• **THE EXERCISE**
Extract the data exactly, missing nothing.

• **DATASET ENTRIES**
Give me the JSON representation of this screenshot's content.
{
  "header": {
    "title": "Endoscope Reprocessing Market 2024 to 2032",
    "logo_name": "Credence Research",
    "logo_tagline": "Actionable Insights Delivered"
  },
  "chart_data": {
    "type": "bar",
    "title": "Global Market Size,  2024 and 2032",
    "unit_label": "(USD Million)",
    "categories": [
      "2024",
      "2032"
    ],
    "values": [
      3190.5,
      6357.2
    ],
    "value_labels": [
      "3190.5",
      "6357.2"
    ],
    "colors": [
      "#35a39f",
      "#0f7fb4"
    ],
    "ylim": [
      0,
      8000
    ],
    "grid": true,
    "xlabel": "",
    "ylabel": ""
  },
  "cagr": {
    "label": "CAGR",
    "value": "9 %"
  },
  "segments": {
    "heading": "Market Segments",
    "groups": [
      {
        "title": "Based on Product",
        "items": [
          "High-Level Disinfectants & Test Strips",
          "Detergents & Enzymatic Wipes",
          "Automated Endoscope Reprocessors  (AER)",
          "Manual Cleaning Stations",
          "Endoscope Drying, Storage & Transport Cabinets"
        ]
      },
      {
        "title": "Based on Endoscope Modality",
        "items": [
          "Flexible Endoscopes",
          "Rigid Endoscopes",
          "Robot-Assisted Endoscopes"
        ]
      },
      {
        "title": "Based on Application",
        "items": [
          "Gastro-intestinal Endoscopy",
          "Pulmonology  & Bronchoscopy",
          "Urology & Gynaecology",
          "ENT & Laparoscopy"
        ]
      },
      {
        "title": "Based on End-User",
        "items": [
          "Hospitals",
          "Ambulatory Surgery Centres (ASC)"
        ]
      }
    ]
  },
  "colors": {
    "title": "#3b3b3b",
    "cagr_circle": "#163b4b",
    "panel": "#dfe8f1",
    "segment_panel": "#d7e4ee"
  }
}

• **RESULT OF THE TASK**
Give me the JSON representation of this screenshot's content.
{
  "header": {
    "title": "Endoscope Reprocessing Market 2024 to 2032",
    "logo_name": "Credence Research",
    "logo_tagline": "Actionable Insights Delivered"
  },
  "chart_data": {
    "type": "bar",
    "title": "Global Market Size,  2024 and 2032",
    "unit_label": "(USD Million)",
    "categories": [
      "2024",
      "2032"
    ],
    "values": [
      3190.5,
      6357.2
    ],
    "value_labels": [
      "3190.5",
      "6357.2"
    ],
    "colors": [
      "#35a39f",
      "#0f7fb4"
    ],
    "ylim": [
      0,
      8000
    ],
    "grid": true,
    "xlabel": "",
    "ylabel": ""
  },
  "cagr": {
    "label": "CAGR",
    "value": "9 %"
  },
  "segments": {
    "heading": "Market Segments",
    "groups": [
      {
        "title": "Based on Product",
        "items": [
          "High-Level Disinfectants & Test Strips",
          "Detergents & Enzymatic Wipes",
          "Automated Endoscope Reprocessors  (AER)",
          "Manual Cleaning Stations",
          "Endoscope Drying, Storage & Transport Cabinets"
        ]
      },
      {
        "title": "Based on Endoscope Modality",
        "items": [
          "Flexible Endoscopes",
          "Rigid Endoscopes",
          "Robot-Assisted Endoscopes"
        ]
      },
      {
        "title": "Based on Application",
        "items": [
          "Gastro-intestinal Endoscopy",
          "Pulmonology  & Bronchoscopy",
          "Urology & Gynaecology",
          "ENT & Laparoscopy"
        ]
      },
      {
        "title": "Based on End-User",
        "items": [
          "Hospitals",
          "Ambulatory Surgery Centres (ASC)"
        ]
      }
    ]
  },
  "colors": {
    "title": "#3b3b3b",
    "cagr_circle": "#163b4b",
    "panel": "#dfe8f1",
    "segment_panel": "#d7e4ee"
  }
}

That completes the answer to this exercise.